TO DO: Restate all the material verbatim, except for the pictures.

EXTRACTED MATERIAL:
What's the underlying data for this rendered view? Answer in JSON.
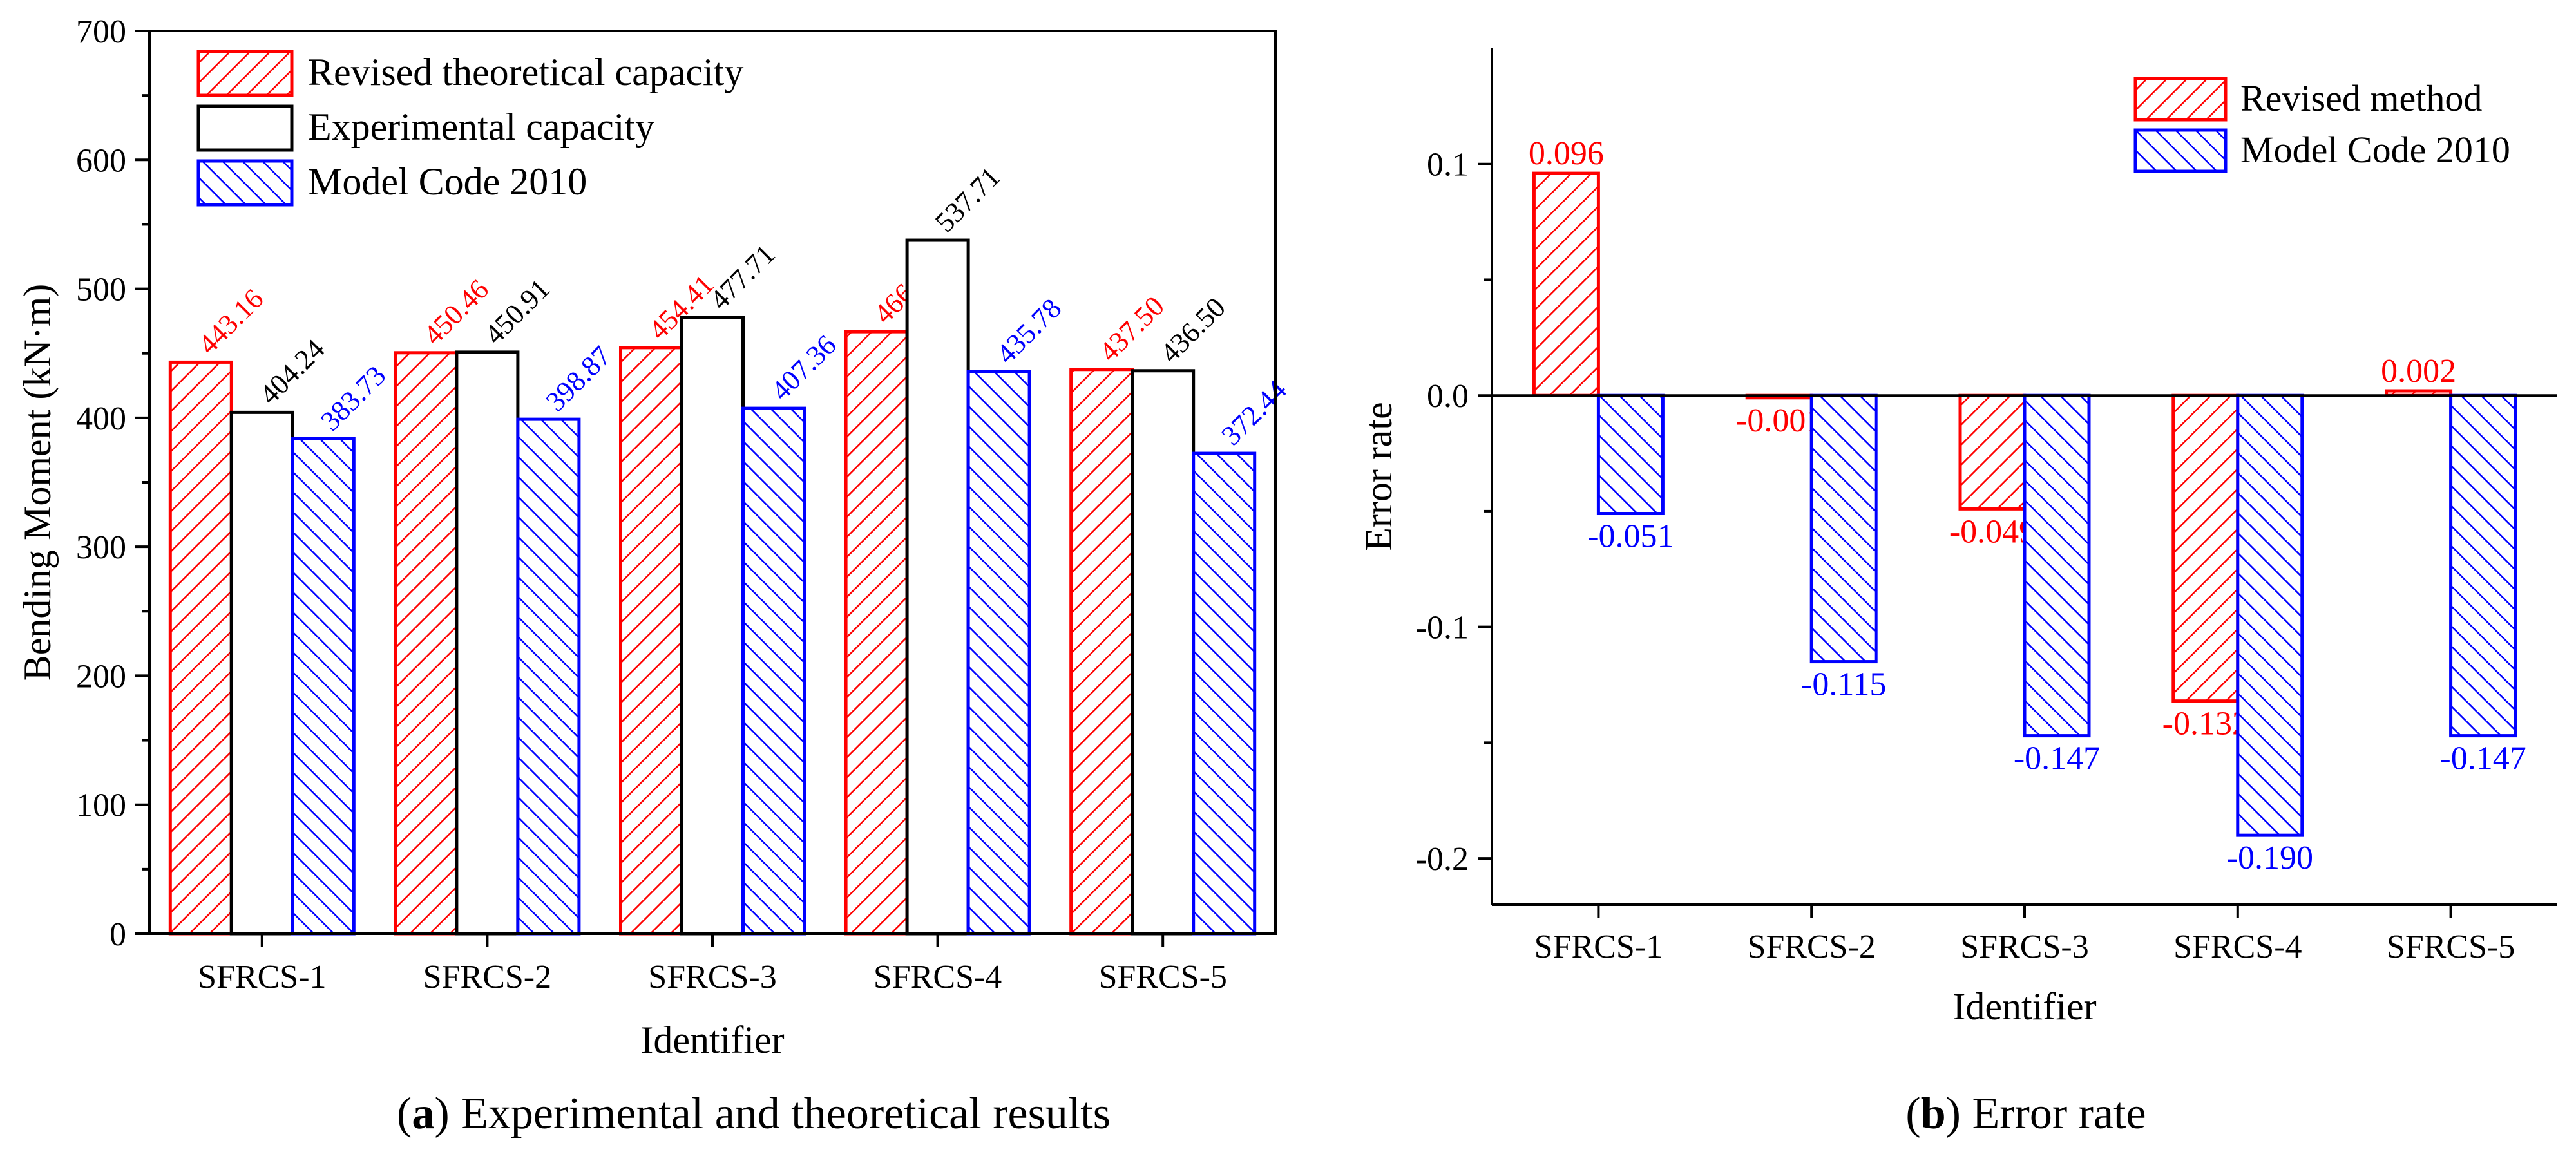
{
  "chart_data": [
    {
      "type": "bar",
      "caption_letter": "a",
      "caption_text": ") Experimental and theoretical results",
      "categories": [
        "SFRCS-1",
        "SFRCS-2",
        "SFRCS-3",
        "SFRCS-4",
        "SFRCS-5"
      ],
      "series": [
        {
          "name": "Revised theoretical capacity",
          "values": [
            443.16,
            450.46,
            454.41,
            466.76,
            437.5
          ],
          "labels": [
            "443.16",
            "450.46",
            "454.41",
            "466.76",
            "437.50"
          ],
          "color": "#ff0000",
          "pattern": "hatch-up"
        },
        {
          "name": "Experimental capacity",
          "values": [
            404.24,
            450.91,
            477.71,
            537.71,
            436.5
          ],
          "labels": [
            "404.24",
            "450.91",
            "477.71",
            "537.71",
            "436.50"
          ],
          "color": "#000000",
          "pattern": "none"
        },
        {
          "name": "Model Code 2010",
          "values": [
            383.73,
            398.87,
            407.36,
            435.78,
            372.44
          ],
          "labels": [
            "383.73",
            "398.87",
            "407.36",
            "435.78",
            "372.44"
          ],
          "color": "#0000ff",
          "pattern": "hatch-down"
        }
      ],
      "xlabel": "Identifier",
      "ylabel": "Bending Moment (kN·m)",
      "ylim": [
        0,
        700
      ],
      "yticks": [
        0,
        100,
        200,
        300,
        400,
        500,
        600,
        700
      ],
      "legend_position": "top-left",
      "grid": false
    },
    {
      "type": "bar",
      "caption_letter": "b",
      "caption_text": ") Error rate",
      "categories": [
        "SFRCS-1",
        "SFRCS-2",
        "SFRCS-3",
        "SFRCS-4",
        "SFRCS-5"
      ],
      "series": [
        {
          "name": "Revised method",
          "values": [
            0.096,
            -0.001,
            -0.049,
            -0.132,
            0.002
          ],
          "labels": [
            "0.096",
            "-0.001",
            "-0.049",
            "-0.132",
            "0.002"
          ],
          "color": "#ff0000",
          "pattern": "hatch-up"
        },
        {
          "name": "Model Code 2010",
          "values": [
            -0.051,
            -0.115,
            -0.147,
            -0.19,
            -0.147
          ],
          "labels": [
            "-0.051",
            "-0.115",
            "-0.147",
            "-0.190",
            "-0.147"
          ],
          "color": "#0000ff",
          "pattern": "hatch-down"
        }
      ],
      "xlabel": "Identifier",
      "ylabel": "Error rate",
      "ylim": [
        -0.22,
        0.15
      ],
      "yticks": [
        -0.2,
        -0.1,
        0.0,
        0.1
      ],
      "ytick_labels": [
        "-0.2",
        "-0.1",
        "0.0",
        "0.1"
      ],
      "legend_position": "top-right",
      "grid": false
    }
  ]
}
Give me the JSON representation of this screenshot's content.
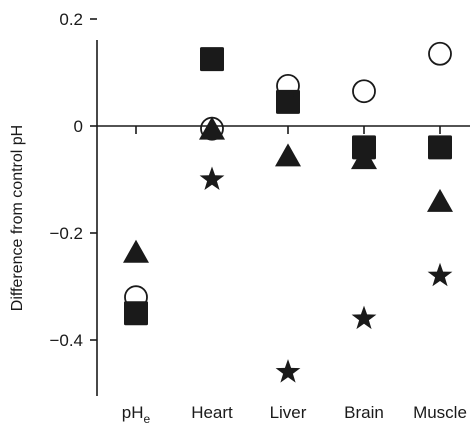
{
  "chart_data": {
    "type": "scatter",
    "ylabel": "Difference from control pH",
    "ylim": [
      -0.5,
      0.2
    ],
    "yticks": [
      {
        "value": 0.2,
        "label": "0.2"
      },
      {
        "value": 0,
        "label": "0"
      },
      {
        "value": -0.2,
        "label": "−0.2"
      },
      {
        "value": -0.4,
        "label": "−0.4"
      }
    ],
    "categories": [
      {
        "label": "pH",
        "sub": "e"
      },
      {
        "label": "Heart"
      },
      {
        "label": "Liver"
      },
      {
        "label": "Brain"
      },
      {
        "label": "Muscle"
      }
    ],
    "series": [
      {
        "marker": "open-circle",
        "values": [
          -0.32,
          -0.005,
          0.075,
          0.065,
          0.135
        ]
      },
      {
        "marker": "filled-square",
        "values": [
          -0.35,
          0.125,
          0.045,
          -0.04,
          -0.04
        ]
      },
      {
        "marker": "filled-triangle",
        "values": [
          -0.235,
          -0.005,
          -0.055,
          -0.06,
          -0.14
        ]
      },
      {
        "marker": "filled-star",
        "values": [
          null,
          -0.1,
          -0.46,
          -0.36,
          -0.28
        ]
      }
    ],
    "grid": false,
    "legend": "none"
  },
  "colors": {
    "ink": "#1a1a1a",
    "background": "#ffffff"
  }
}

RESPONSE:
What's the underlying data for this rendered view? Answer in JSON.
{
  "chart_data": [
    {
      "type": "bar",
      "caption_letter": "a",
      "caption_text": ") Experimental and theoretical results",
      "categories": [
        "SFRCS-1",
        "SFRCS-2",
        "SFRCS-3",
        "SFRCS-4",
        "SFRCS-5"
      ],
      "series": [
        {
          "name": "Revised theoretical capacity",
          "values": [
            443.16,
            450.46,
            454.41,
            466.76,
            437.5
          ],
          "labels": [
            "443.16",
            "450.46",
            "454.41",
            "466.76",
            "437.50"
          ],
          "color": "#ff0000",
          "pattern": "hatch-up"
        },
        {
          "name": "Experimental capacity",
          "values": [
            404.24,
            450.91,
            477.71,
            537.71,
            436.5
          ],
          "labels": [
            "404.24",
            "450.91",
            "477.71",
            "537.71",
            "436.50"
          ],
          "color": "#000000",
          "pattern": "none"
        },
        {
          "name": "Model Code 2010",
          "values": [
            383.73,
            398.87,
            407.36,
            435.78,
            372.44
          ],
          "labels": [
            "383.73",
            "398.87",
            "407.36",
            "435.78",
            "372.44"
          ],
          "color": "#0000ff",
          "pattern": "hatch-down"
        }
      ],
      "xlabel": "Identifier",
      "ylabel": "Bending Moment (kN·m)",
      "ylim": [
        0,
        700
      ],
      "yticks": [
        0,
        100,
        200,
        300,
        400,
        500,
        600,
        700
      ],
      "legend_position": "top-left",
      "grid": false
    },
    {
      "type": "bar",
      "caption_letter": "b",
      "caption_text": ") Error rate",
      "categories": [
        "SFRCS-1",
        "SFRCS-2",
        "SFRCS-3",
        "SFRCS-4",
        "SFRCS-5"
      ],
      "series": [
        {
          "name": "Revised method",
          "values": [
            0.096,
            -0.001,
            -0.049,
            -0.132,
            0.002
          ],
          "labels": [
            "0.096",
            "-0.001",
            "-0.049",
            "-0.132",
            "0.002"
          ],
          "color": "#ff0000",
          "pattern": "hatch-up"
        },
        {
          "name": "Model Code 2010",
          "values": [
            -0.051,
            -0.115,
            -0.147,
            -0.19,
            -0.147
          ],
          "labels": [
            "-0.051",
            "-0.115",
            "-0.147",
            "-0.190",
            "-0.147"
          ],
          "color": "#0000ff",
          "pattern": "hatch-down"
        }
      ],
      "xlabel": "Identifier",
      "ylabel": "Error rate",
      "ylim": [
        -0.22,
        0.15
      ],
      "yticks": [
        -0.2,
        -0.1,
        0.0,
        0.1
      ],
      "ytick_labels": [
        "-0.2",
        "-0.1",
        "0.0",
        "0.1"
      ],
      "legend_position": "top-right",
      "grid": false
    }
  ]
}
Give me the JSON representation of this screenshot's content.
{
  "chart_data": {
    "type": "scatter",
    "ylabel": "Difference from control pH",
    "ylim": [
      -0.5,
      0.2
    ],
    "yticks": [
      {
        "value": 0.2,
        "label": "0.2"
      },
      {
        "value": 0,
        "label": "0"
      },
      {
        "value": -0.2,
        "label": "−0.2"
      },
      {
        "value": -0.4,
        "label": "−0.4"
      }
    ],
    "categories": [
      {
        "label": "pH",
        "sub": "e"
      },
      {
        "label": "Heart"
      },
      {
        "label": "Liver"
      },
      {
        "label": "Brain"
      },
      {
        "label": "Muscle"
      }
    ],
    "series": [
      {
        "marker": "open-circle",
        "values": [
          -0.32,
          -0.005,
          0.075,
          0.065,
          0.135
        ]
      },
      {
        "marker": "filled-square",
        "values": [
          -0.35,
          0.125,
          0.045,
          -0.04,
          -0.04
        ]
      },
      {
        "marker": "filled-triangle",
        "values": [
          -0.235,
          -0.005,
          -0.055,
          -0.06,
          -0.14
        ]
      },
      {
        "marker": "filled-star",
        "values": [
          null,
          -0.1,
          -0.46,
          -0.36,
          -0.28
        ]
      }
    ],
    "grid": false,
    "legend": "none"
  },
  "colors": {
    "ink": "#1a1a1a",
    "background": "#ffffff"
  }
}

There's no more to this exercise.